Senator Patty Ritchie today (June 21) announced Senate approval of her bill that would prevent wanted fugitives from being able to collect public assistance.
The measure, which is co-sponsored by Senator David J. Valesky, and sponsored by Assemblyman Will Barclay in the Assembly; was sparked by an arrest in Oswego County, where authorities discovered Edward Moses, a South Carolina man who was wanted for attempted murder, kidnapping and possession of a weapon, was fleeing the law and receiving New York State benefits.
This legislation comes on the heels of another step taken in the fight against welfare fraud and abuse. On Tuesday, a bill Senator Ritchie sponsored to stop the use of taxpayer-paid EBT welfare cards to buy lottery tickets, beer and cigarettes passed in the Senate.
“These benefits are not intended for people who are evading arrest or are wanted criminals,” said Senator Ritchie.
“This legislation will help protect the integrity of our state’s public assistance programs by making sure benefits are going to those who are truly in need of assistance, not people who are trying to scam the system.”
“Public assistance benefits are meant for law-abiding individuals who are truly in need, not for those who flee from charges,” said Senator David J. Valesky. “This legislation will protect those in need and also provide another tool for law enforcement to get dangerous criminals off the streets.”

════════════════

EXERCISE: Pick up the passage on Senator Ritchie's bill to keep wanted fugitives from collecting public assistance and extend it past its last sentence.

DATASET EXTRACT:
════════════════

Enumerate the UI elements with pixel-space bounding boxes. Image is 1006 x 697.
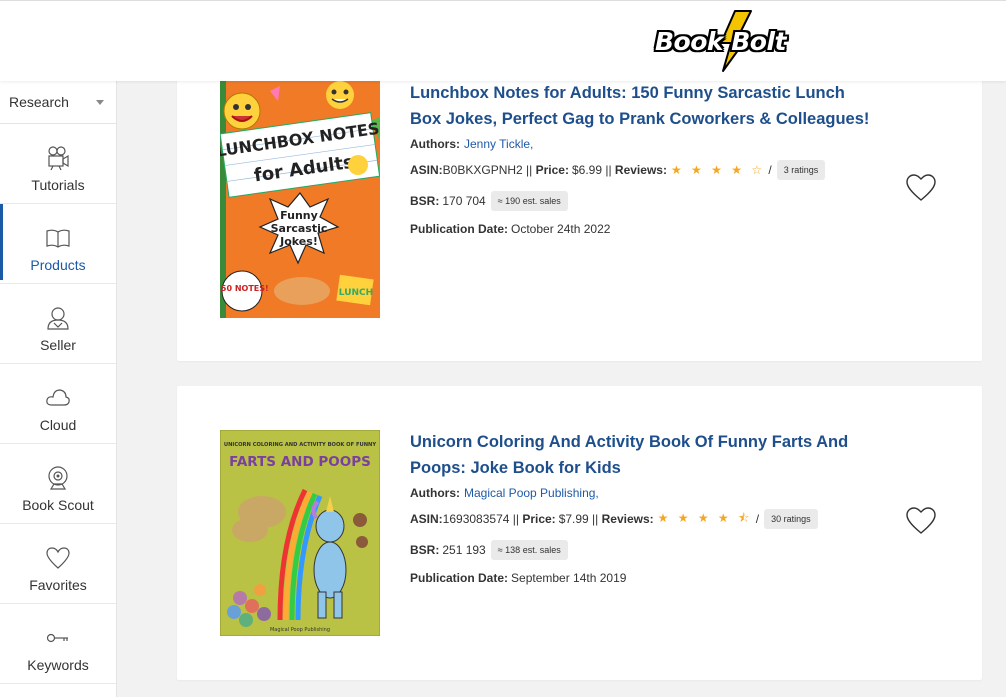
sidebar: Research Tutorials Products Seller Cloud… <box>0 81 117 697</box>
favorite-heart-icon[interactable] <box>906 174 936 202</box>
sidebar-item-cloud[interactable]: Cloud <box>0 364 116 444</box>
product-info: Lunchbox Notes for Adults: 150 Funny Sar… <box>410 81 880 236</box>
bsr-row: BSR: 251 193 ≈ 138 est. sales <box>410 538 880 562</box>
bsr-value: 170 704 <box>442 194 486 208</box>
svg-text:Magical Poop Publishing: Magical Poop Publishing <box>270 627 330 633</box>
favorite-heart-icon[interactable] <box>906 507 936 535</box>
sidebar-item-label: Book Scout <box>22 497 94 513</box>
publication-date-value: October 24th 2022 <box>511 222 611 236</box>
ratings-count-badge: 30 ratings <box>764 509 818 529</box>
book-cover-image[interactable]: LUNCHBOX NOTES for Adults Funny Sarcasti… <box>220 81 380 318</box>
rating-stars-icon: ★ ★ ★ ★ ☆ <box>670 163 766 177</box>
film-camera-icon <box>48 146 69 171</box>
book-bolt-logo[interactable]: Book Bolt <box>655 9 805 73</box>
author-link[interactable]: Magical Poop Publishing, <box>464 486 599 500</box>
bsr-value: 251 193 <box>442 543 486 557</box>
sidebar-item-label: Cloud <box>39 417 77 433</box>
sidebar-item-label: Keywords <box>27 657 89 673</box>
est-sales-badge: ≈ 190 est. sales <box>490 191 568 211</box>
rating-stars-icon: ★ ★ ★ ★ ⯪ <box>657 510 753 525</box>
top-header: Book Bolt <box>0 0 1006 81</box>
product-title-link[interactable]: Unicorn Coloring And Activity Book Of Fu… <box>410 430 880 481</box>
key-icon <box>46 633 68 643</box>
svg-text:UNICORN COLORING AND ACTIVITY: UNICORN COLORING AND ACTIVITY BOOK OF FU… <box>224 442 377 448</box>
sidebar-item-book-scout[interactable]: Book Scout <box>0 444 116 524</box>
svg-text:LUNCH: LUNCH <box>339 288 373 298</box>
publication-date-row: Publication Date: October 24th 2022 <box>410 222 611 236</box>
section-select[interactable]: Research <box>0 81 116 124</box>
asin-value: B0BKXGPNH2 <box>442 163 523 177</box>
est-sales-badge: ≈ 138 est. sales <box>490 540 568 560</box>
publication-date-value: September 14th 2019 <box>511 571 627 585</box>
author-link[interactable]: Jenny Tickle, <box>464 137 533 151</box>
chevron-down-icon <box>96 100 104 105</box>
sidebar-item-label: Favorites <box>29 577 87 593</box>
book-cover-image[interactable]: UNICORN COLORING AND ACTIVITY BOOK OF FU… <box>220 430 380 636</box>
open-book-icon <box>46 229 70 248</box>
user-icon <box>47 307 69 330</box>
authors-row: Authors: Jenny Tickle, <box>410 137 534 151</box>
sidebar-item-products[interactable]: Products <box>0 204 116 284</box>
bsr-row: BSR: 170 704 ≈ 190 est. sales <box>410 189 880 213</box>
sidebar-item-tutorials[interactable]: Tutorials <box>0 124 116 204</box>
svg-text:FARTS AND POOPS: FARTS AND POOPS <box>229 454 371 470</box>
price-value: $6.99 <box>571 163 603 177</box>
brand-name: Book Bolt <box>655 27 787 56</box>
sidebar-item-favorites[interactable]: Favorites <box>0 524 116 604</box>
section-select-value: Research <box>9 94 69 110</box>
heart-icon <box>46 547 70 569</box>
sidebar-item-label: Products <box>30 257 86 273</box>
ratings-count-badge: 3 ratings <box>776 160 826 180</box>
sidebar-item-keywords[interactable]: Keywords <box>0 604 116 684</box>
sidebar-item-label: Seller <box>40 337 76 353</box>
sidebar-item-seller[interactable]: Seller <box>0 284 116 364</box>
sidebar-item-label: Tutorials <box>31 177 85 193</box>
svg-text:Funny: Funny <box>280 209 318 222</box>
authors-row: Authors: Magical Poop Publishing, <box>410 486 599 500</box>
webcam-icon <box>48 466 68 490</box>
svg-text:Jokes!: Jokes! <box>279 235 318 248</box>
asin-value: 1693083574 <box>442 512 510 526</box>
asin-row: ASIN: B0BKXGPNH2 || Price: $6.99 || Revi… <box>410 158 880 182</box>
product-info: Unicorn Coloring And Activity Book Of Fu… <box>410 430 880 585</box>
cloud-icon <box>46 389 70 406</box>
svg-text:150 NOTES!: 150 NOTES! <box>220 284 269 293</box>
asin-row: ASIN: 1693083574 || Price: $7.99 || Revi… <box>410 507 880 531</box>
product-card: UNICORN COLORING AND ACTIVITY BOOK OF FU… <box>177 386 982 680</box>
product-title-link[interactable]: Lunchbox Notes for Adults: 150 Funny Sar… <box>410 81 880 132</box>
publication-date-row: Publication Date: September 14th 2019 <box>410 571 627 585</box>
price-value: $7.99 <box>558 512 589 526</box>
svg-text:Sarcastic: Sarcastic <box>271 222 328 235</box>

════════════════

RESULT OF THIS TASK:
The measure, S.6156, would amend the executive law and the social services law to require the Division of Criminal Justice Services to check the wanted felon status and probation or parole violator status of people applying for public assistance.
Currently, both federal and state law prohibits people who know they are fleeing felons and those who are knowingly violating probation or parole from receiving public assistance. However, at this time, there is no law in place to ensure that applicants are investigated to ensure they aren’t violating the law.
This legislation would authorize the Division of Criminal Justice Services to provide this information to commissioners of the social services departments, and require those departments inquire about the status of those applying for benefits.
In the past, the New York State Office of Temporary and Disability Assistance worked with the New York State Division of Criminal Justice Services, to check if an applicant was a fleeing felon.
However, a ruling in Fowlkes v. Adamec, determined a law was needed to give local Department of Social Services offices the authority to look into whether an applicant was a fleeing felon.
The bill was sent to the Assembly.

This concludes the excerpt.